OBJECTIVE: Provide the records once more, identical to the original.

GIVEN ENTRIES:
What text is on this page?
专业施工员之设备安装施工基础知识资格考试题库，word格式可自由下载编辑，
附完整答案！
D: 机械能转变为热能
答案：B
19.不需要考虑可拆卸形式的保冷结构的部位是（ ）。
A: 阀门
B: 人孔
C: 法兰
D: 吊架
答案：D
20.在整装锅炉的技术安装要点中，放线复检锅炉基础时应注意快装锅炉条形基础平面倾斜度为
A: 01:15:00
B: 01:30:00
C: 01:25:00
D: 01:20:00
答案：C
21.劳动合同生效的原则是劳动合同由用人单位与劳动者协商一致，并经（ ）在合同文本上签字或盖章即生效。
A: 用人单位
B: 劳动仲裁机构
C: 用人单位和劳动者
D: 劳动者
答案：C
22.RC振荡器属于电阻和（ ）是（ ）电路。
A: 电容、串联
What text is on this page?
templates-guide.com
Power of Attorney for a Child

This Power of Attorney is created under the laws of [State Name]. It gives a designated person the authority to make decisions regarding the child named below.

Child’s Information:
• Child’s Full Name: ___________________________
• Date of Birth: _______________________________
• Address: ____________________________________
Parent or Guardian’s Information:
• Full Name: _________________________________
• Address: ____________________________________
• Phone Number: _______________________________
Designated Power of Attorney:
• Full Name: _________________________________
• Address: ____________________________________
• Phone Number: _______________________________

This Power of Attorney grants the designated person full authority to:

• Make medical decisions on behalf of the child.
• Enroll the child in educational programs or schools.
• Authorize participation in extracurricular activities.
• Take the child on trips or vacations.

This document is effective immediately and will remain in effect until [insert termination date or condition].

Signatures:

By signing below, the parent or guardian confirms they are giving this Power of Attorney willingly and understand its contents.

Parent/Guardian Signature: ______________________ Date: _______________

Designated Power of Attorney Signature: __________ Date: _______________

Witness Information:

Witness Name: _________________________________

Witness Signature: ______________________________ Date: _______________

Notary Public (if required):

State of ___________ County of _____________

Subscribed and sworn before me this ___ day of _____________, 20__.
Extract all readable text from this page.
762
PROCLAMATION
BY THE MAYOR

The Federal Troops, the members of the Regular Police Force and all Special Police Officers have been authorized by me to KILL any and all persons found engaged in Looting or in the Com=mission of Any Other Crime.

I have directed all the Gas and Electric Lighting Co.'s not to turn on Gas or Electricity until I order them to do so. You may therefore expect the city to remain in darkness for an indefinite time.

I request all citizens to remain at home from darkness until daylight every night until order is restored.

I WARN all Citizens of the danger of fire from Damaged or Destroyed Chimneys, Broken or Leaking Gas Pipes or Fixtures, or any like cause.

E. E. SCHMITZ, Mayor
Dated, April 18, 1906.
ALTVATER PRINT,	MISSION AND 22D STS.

OUTPUT FOR THIS EXERCISE:
What text is on this page?
专业施工员之设备安装施工基础知识资格考试题库，word格式可自由下载编辑，
附完整答案！
D: 机械能转变为热能
答案：B
19.不需要考虑可拆卸形式的保冷结构的部位是（ ）。
A: 阀门
B: 人孔
C: 法兰
D: 吊架
答案：D
20.在整装锅炉的技术安装要点中，放线复检锅炉基础时应注意快装锅炉条形基础平面倾斜度为
A: 01:15:00
B: 01:30:00
C: 01:25:00
D: 01:20:00
答案：C
21.劳动合同生效的原则是劳动合同由用人单位与劳动者协商一致，并经（ ）在合同文本上签字或盖章即生效。
A: 用人单位
B: 劳动仲裁机构
C: 用人单位和劳动者
D: 劳动者
答案：C
22.RC振荡器属于电阻和（ ）是（ ）电路。
A: 电容、串联
What text is on this page?
templates-guide.com
Power of Attorney for a Child

This Power of Attorney is created under the laws of [State Name]. It gives a designated person the authority to make decisions regarding the child named below.

Child’s Information:
• Child’s Full Name: ___________________________
• Date of Birth: _______________________________
• Address: ____________________________________
Parent or Guardian’s Information:
• Full Name: _________________________________
• Address: ____________________________________
• Phone Number: _______________________________
Designated Power of Attorney:
• Full Name: _________________________________
• Address: ____________________________________
• Phone Number: _______________________________

This Power of Attorney grants the designated person full authority to:

• Make medical decisions on behalf of the child.
• Enroll the child in educational programs or schools.
• Authorize participation in extracurricular activities.
• Take the child on trips or vacations.

This document is effective immediately and will remain in effect until [insert termination date or condition].

Signatures:

By signing below, the parent or guardian confirms they are giving this Power of Attorney willingly and understand its contents.

Parent/Guardian Signature: ______________________ Date: _______________

Designated Power of Attorney Signature: __________ Date: _______________

Witness Information:

Witness Name: _________________________________

Witness Signature: ______________________________ Date: _______________

Notary Public (if required):

State of ___________ County of _____________

Subscribed and sworn before me this ___ day of _____________, 20__.
Extract all readable text from this page.
762
PROCLAMATION
BY THE MAYOR

The Federal Troops, the members of the Regular Police Force and all Special Police Officers have been authorized by me to KILL any and all persons found engaged in Looting or in the Com=mission of Any Other Crime.

I have directed all the Gas and Electric Lighting Co.'s not to turn on Gas or Electricity until I order them to do so. You may therefore expect the city to remain in darkness for an indefinite time.

I request all citizens to remain at home from darkness until daylight every night until order is restored.

I WARN all Citizens of the danger of fire from Damaged or Destroyed Chimneys, Broken or Leaking Gas Pipes or Fixtures, or any like cause.

E. E. SCHMITZ, Mayor
Dated, April 18, 1906.
ALTVATER PRINT,	MISSION AND 22D STS.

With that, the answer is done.